Task instructions: Leave out the pictures and reproduce all of the data exactly.

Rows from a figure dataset
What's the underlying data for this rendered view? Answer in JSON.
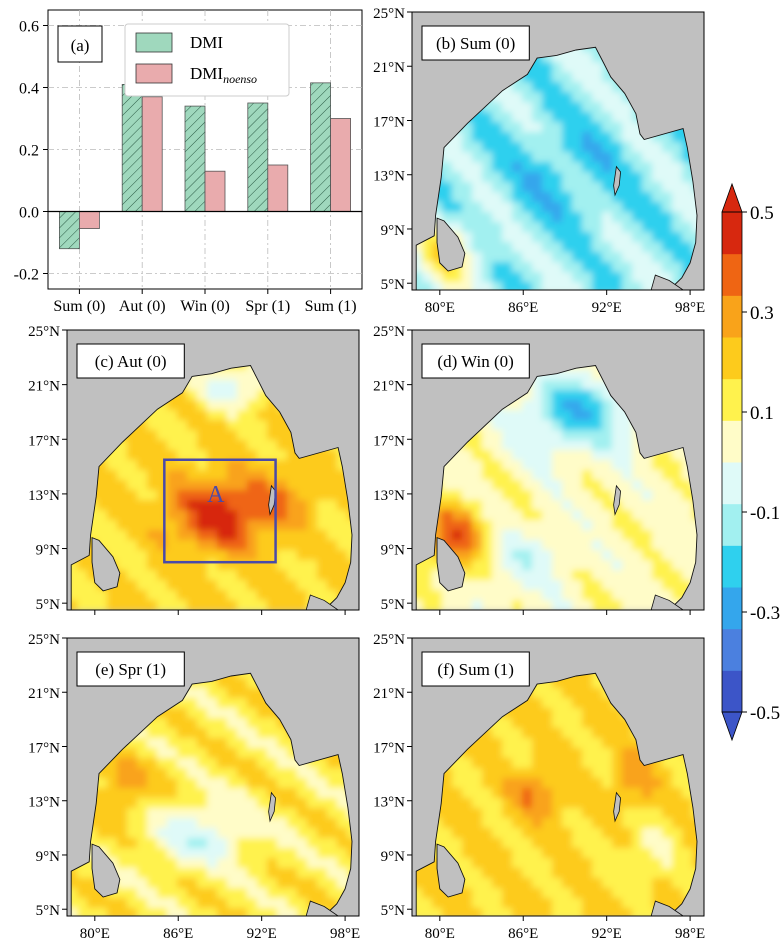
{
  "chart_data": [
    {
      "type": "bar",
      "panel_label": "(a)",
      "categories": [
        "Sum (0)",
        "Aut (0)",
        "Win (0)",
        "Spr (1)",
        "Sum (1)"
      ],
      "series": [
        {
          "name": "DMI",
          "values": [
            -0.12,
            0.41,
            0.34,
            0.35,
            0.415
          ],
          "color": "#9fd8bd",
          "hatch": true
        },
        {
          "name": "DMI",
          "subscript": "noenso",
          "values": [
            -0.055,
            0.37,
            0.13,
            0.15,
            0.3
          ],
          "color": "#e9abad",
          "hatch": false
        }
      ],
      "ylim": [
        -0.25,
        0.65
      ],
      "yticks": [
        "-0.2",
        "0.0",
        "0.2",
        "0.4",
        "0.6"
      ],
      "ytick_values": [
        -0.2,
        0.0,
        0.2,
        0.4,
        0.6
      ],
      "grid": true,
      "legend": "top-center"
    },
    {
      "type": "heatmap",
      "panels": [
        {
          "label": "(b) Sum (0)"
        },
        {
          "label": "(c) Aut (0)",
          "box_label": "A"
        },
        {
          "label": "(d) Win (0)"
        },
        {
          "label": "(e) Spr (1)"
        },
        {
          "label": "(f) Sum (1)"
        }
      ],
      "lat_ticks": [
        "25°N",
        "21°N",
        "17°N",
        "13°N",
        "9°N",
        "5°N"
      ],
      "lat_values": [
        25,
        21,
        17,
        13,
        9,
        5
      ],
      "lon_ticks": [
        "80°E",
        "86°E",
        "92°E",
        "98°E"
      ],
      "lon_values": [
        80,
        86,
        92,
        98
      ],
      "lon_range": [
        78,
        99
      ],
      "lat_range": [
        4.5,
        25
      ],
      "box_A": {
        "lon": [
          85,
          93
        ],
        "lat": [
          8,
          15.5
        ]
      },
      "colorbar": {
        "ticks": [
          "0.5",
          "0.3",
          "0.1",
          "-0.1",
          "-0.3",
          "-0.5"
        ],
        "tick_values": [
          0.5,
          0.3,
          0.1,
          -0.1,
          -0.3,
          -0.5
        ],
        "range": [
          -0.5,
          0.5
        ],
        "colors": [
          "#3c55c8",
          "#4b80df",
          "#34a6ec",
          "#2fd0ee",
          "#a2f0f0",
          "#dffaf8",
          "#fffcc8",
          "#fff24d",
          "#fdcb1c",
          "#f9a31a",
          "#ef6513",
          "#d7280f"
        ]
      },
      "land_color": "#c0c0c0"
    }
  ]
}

Written reply:
What's the underlying data for this rendered view? Answer in JSON.
{
  "chart_data": [
    {
      "type": "bar",
      "panel_label": "(a)",
      "categories": [
        "Sum (0)",
        "Aut (0)",
        "Win (0)",
        "Spr (1)",
        "Sum (1)"
      ],
      "series": [
        {
          "name": "DMI",
          "values": [
            -0.12,
            0.41,
            0.34,
            0.35,
            0.415
          ],
          "color": "#9fd8bd",
          "hatch": true
        },
        {
          "name": "DMI",
          "subscript": "noenso",
          "values": [
            -0.055,
            0.37,
            0.13,
            0.15,
            0.3
          ],
          "color": "#e9abad",
          "hatch": false
        }
      ],
      "ylim": [
        -0.25,
        0.65
      ],
      "yticks": [
        "-0.2",
        "0.0",
        "0.2",
        "0.4",
        "0.6"
      ],
      "ytick_values": [
        -0.2,
        0.0,
        0.2,
        0.4,
        0.6
      ],
      "grid": true,
      "legend": "top-center"
    },
    {
      "type": "heatmap",
      "panels": [
        {
          "label": "(b) Sum (0)"
        },
        {
          "label": "(c) Aut (0)",
          "box_label": "A"
        },
        {
          "label": "(d) Win (0)"
        },
        {
          "label": "(e) Spr (1)"
        },
        {
          "label": "(f) Sum (1)"
        }
      ],
      "lat_ticks": [
        "25°N",
        "21°N",
        "17°N",
        "13°N",
        "9°N",
        "5°N"
      ],
      "lat_values": [
        25,
        21,
        17,
        13,
        9,
        5
      ],
      "lon_ticks": [
        "80°E",
        "86°E",
        "92°E",
        "98°E"
      ],
      "lon_values": [
        80,
        86,
        92,
        98
      ],
      "lon_range": [
        78,
        99
      ],
      "lat_range": [
        4.5,
        25
      ],
      "box_A": {
        "lon": [
          85,
          93
        ],
        "lat": [
          8,
          15.5
        ]
      },
      "colorbar": {
        "ticks": [
          "0.5",
          "0.3",
          "0.1",
          "-0.1",
          "-0.3",
          "-0.5"
        ],
        "tick_values": [
          0.5,
          0.3,
          0.1,
          -0.1,
          -0.3,
          -0.5
        ],
        "range": [
          -0.5,
          0.5
        ],
        "colors": [
          "#3c55c8",
          "#4b80df",
          "#34a6ec",
          "#2fd0ee",
          "#a2f0f0",
          "#dffaf8",
          "#fffcc8",
          "#fff24d",
          "#fdcb1c",
          "#f9a31a",
          "#ef6513",
          "#d7280f"
        ]
      },
      "land_color": "#c0c0c0"
    }
  ]
}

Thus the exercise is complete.